YOUR INSTRUCTIONS
Reproduce every record exactly as it appears, but not the pictures.

───── GIVEN DATA ─────

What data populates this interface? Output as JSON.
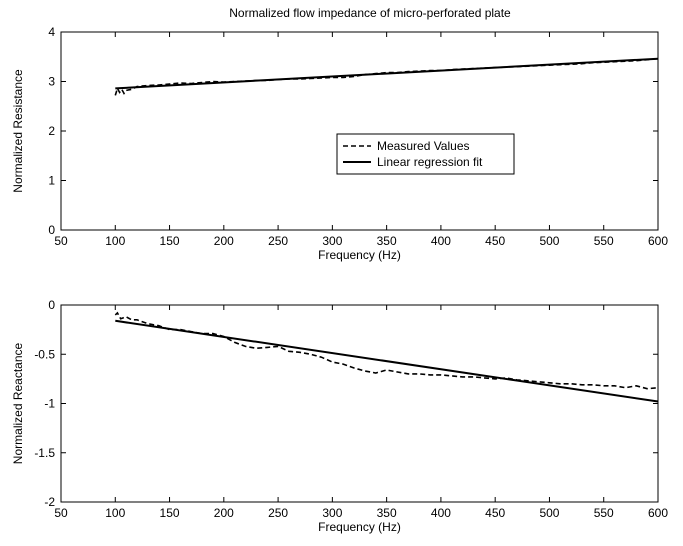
{
  "title": "Normalized flow impedance of micro-perforated plate",
  "chart_data": [
    {
      "type": "line",
      "xlabel": "Frequency (Hz)",
      "ylabel": "Normalized Resistance",
      "xlim": [
        50,
        600
      ],
      "ylim": [
        0,
        4
      ],
      "xticks": [
        "50",
        "100",
        "150",
        "200",
        "250",
        "300",
        "350",
        "400",
        "450",
        "500",
        "550",
        "600"
      ],
      "yticks": [
        "0",
        "1",
        "2",
        "3",
        "4"
      ],
      "grid": false,
      "legend": {
        "placement": "center-right",
        "entries": [
          "Measured Values",
          "Linear regression fit"
        ]
      },
      "series": [
        {
          "name": "Measured Values",
          "style": "dashed",
          "x": [
            100,
            102,
            104,
            106,
            108,
            110,
            115,
            120,
            130,
            140,
            150,
            160,
            170,
            180,
            190,
            200,
            210,
            220,
            230,
            240,
            250,
            260,
            270,
            280,
            290,
            300,
            310,
            320,
            330,
            340,
            350,
            360,
            370,
            380,
            390,
            400,
            410,
            420,
            430,
            440,
            450,
            460,
            470,
            480,
            490,
            500,
            510,
            520,
            530,
            540,
            550,
            560,
            570,
            580,
            590,
            600
          ],
          "values": [
            2.72,
            2.86,
            2.78,
            2.84,
            2.76,
            2.82,
            2.84,
            2.9,
            2.92,
            2.93,
            2.95,
            2.97,
            2.96,
            2.98,
            3.0,
            2.99,
            3.0,
            3.01,
            3.02,
            3.02,
            3.04,
            3.05,
            3.05,
            3.06,
            3.07,
            3.08,
            3.08,
            3.1,
            3.14,
            3.16,
            3.18,
            3.18,
            3.2,
            3.21,
            3.22,
            3.22,
            3.24,
            3.25,
            3.26,
            3.27,
            3.28,
            3.29,
            3.3,
            3.31,
            3.32,
            3.33,
            3.34,
            3.35,
            3.36,
            3.38,
            3.39,
            3.4,
            3.41,
            3.42,
            3.44,
            3.46
          ]
        },
        {
          "name": "Linear regression fit",
          "style": "solid",
          "x": [
            100,
            600
          ],
          "values": [
            2.86,
            3.46
          ]
        }
      ]
    },
    {
      "type": "line",
      "xlabel": "Frequency (Hz)",
      "ylabel": "Normalized Reactance",
      "xlim": [
        50,
        600
      ],
      "ylim": [
        -2,
        0
      ],
      "xticks": [
        "50",
        "100",
        "150",
        "200",
        "250",
        "300",
        "350",
        "400",
        "450",
        "500",
        "550",
        "600"
      ],
      "yticks": [
        "0",
        "-0.5",
        "-1",
        "-1.5",
        "-2"
      ],
      "grid": false,
      "series": [
        {
          "name": "Measured Values",
          "style": "dashed",
          "x": [
            100,
            102,
            105,
            110,
            115,
            120,
            130,
            140,
            150,
            160,
            170,
            180,
            190,
            200,
            210,
            220,
            230,
            240,
            250,
            260,
            270,
            280,
            290,
            300,
            310,
            320,
            330,
            340,
            350,
            360,
            370,
            380,
            390,
            400,
            410,
            420,
            430,
            440,
            450,
            460,
            470,
            480,
            490,
            500,
            510,
            520,
            530,
            540,
            550,
            560,
            570,
            580,
            590,
            600
          ],
          "values": [
            -0.1,
            -0.08,
            -0.14,
            -0.12,
            -0.15,
            -0.15,
            -0.19,
            -0.21,
            -0.25,
            -0.25,
            -0.27,
            -0.29,
            -0.29,
            -0.32,
            -0.38,
            -0.42,
            -0.44,
            -0.43,
            -0.42,
            -0.47,
            -0.48,
            -0.5,
            -0.53,
            -0.58,
            -0.6,
            -0.64,
            -0.67,
            -0.69,
            -0.66,
            -0.68,
            -0.7,
            -0.7,
            -0.71,
            -0.71,
            -0.72,
            -0.73,
            -0.73,
            -0.74,
            -0.75,
            -0.74,
            -0.76,
            -0.77,
            -0.78,
            -0.79,
            -0.8,
            -0.8,
            -0.81,
            -0.81,
            -0.82,
            -0.82,
            -0.84,
            -0.82,
            -0.85,
            -0.84
          ]
        },
        {
          "name": "Linear regression fit",
          "style": "solid",
          "x": [
            100,
            600
          ],
          "values": [
            -0.16,
            -0.98
          ]
        }
      ]
    }
  ]
}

─────

RESPONSE TO THE EXERCISE
What data populates this interface? Output as JSON.
{
  "title": "Normalized flow impedance of micro-perforated plate",
  "chart_data": [
    {
      "type": "line",
      "xlabel": "Frequency (Hz)",
      "ylabel": "Normalized Resistance",
      "xlim": [
        50,
        600
      ],
      "ylim": [
        0,
        4
      ],
      "xticks": [
        "50",
        "100",
        "150",
        "200",
        "250",
        "300",
        "350",
        "400",
        "450",
        "500",
        "550",
        "600"
      ],
      "yticks": [
        "0",
        "1",
        "2",
        "3",
        "4"
      ],
      "grid": false,
      "legend": {
        "placement": "center-right",
        "entries": [
          "Measured Values",
          "Linear regression fit"
        ]
      },
      "series": [
        {
          "name": "Measured Values",
          "style": "dashed",
          "x": [
            100,
            102,
            104,
            106,
            108,
            110,
            115,
            120,
            130,
            140,
            150,
            160,
            170,
            180,
            190,
            200,
            210,
            220,
            230,
            240,
            250,
            260,
            270,
            280,
            290,
            300,
            310,
            320,
            330,
            340,
            350,
            360,
            370,
            380,
            390,
            400,
            410,
            420,
            430,
            440,
            450,
            460,
            470,
            480,
            490,
            500,
            510,
            520,
            530,
            540,
            550,
            560,
            570,
            580,
            590,
            600
          ],
          "values": [
            2.72,
            2.86,
            2.78,
            2.84,
            2.76,
            2.82,
            2.84,
            2.9,
            2.92,
            2.93,
            2.95,
            2.97,
            2.96,
            2.98,
            3.0,
            2.99,
            3.0,
            3.01,
            3.02,
            3.02,
            3.04,
            3.05,
            3.05,
            3.06,
            3.07,
            3.08,
            3.08,
            3.1,
            3.14,
            3.16,
            3.18,
            3.18,
            3.2,
            3.21,
            3.22,
            3.22,
            3.24,
            3.25,
            3.26,
            3.27,
            3.28,
            3.29,
            3.3,
            3.31,
            3.32,
            3.33,
            3.34,
            3.35,
            3.36,
            3.38,
            3.39,
            3.4,
            3.41,
            3.42,
            3.44,
            3.46
          ]
        },
        {
          "name": "Linear regression fit",
          "style": "solid",
          "x": [
            100,
            600
          ],
          "values": [
            2.86,
            3.46
          ]
        }
      ]
    },
    {
      "type": "line",
      "xlabel": "Frequency (Hz)",
      "ylabel": "Normalized Reactance",
      "xlim": [
        50,
        600
      ],
      "ylim": [
        -2,
        0
      ],
      "xticks": [
        "50",
        "100",
        "150",
        "200",
        "250",
        "300",
        "350",
        "400",
        "450",
        "500",
        "550",
        "600"
      ],
      "yticks": [
        "0",
        "-0.5",
        "-1",
        "-1.5",
        "-2"
      ],
      "grid": false,
      "series": [
        {
          "name": "Measured Values",
          "style": "dashed",
          "x": [
            100,
            102,
            105,
            110,
            115,
            120,
            130,
            140,
            150,
            160,
            170,
            180,
            190,
            200,
            210,
            220,
            230,
            240,
            250,
            260,
            270,
            280,
            290,
            300,
            310,
            320,
            330,
            340,
            350,
            360,
            370,
            380,
            390,
            400,
            410,
            420,
            430,
            440,
            450,
            460,
            470,
            480,
            490,
            500,
            510,
            520,
            530,
            540,
            550,
            560,
            570,
            580,
            590,
            600
          ],
          "values": [
            -0.1,
            -0.08,
            -0.14,
            -0.12,
            -0.15,
            -0.15,
            -0.19,
            -0.21,
            -0.25,
            -0.25,
            -0.27,
            -0.29,
            -0.29,
            -0.32,
            -0.38,
            -0.42,
            -0.44,
            -0.43,
            -0.42,
            -0.47,
            -0.48,
            -0.5,
            -0.53,
            -0.58,
            -0.6,
            -0.64,
            -0.67,
            -0.69,
            -0.66,
            -0.68,
            -0.7,
            -0.7,
            -0.71,
            -0.71,
            -0.72,
            -0.73,
            -0.73,
            -0.74,
            -0.75,
            -0.74,
            -0.76,
            -0.77,
            -0.78,
            -0.79,
            -0.8,
            -0.8,
            -0.81,
            -0.81,
            -0.82,
            -0.82,
            -0.84,
            -0.82,
            -0.85,
            -0.84
          ]
        },
        {
          "name": "Linear regression fit",
          "style": "solid",
          "x": [
            100,
            600
          ],
          "values": [
            -0.16,
            -0.98
          ]
        }
      ]
    }
  ]
}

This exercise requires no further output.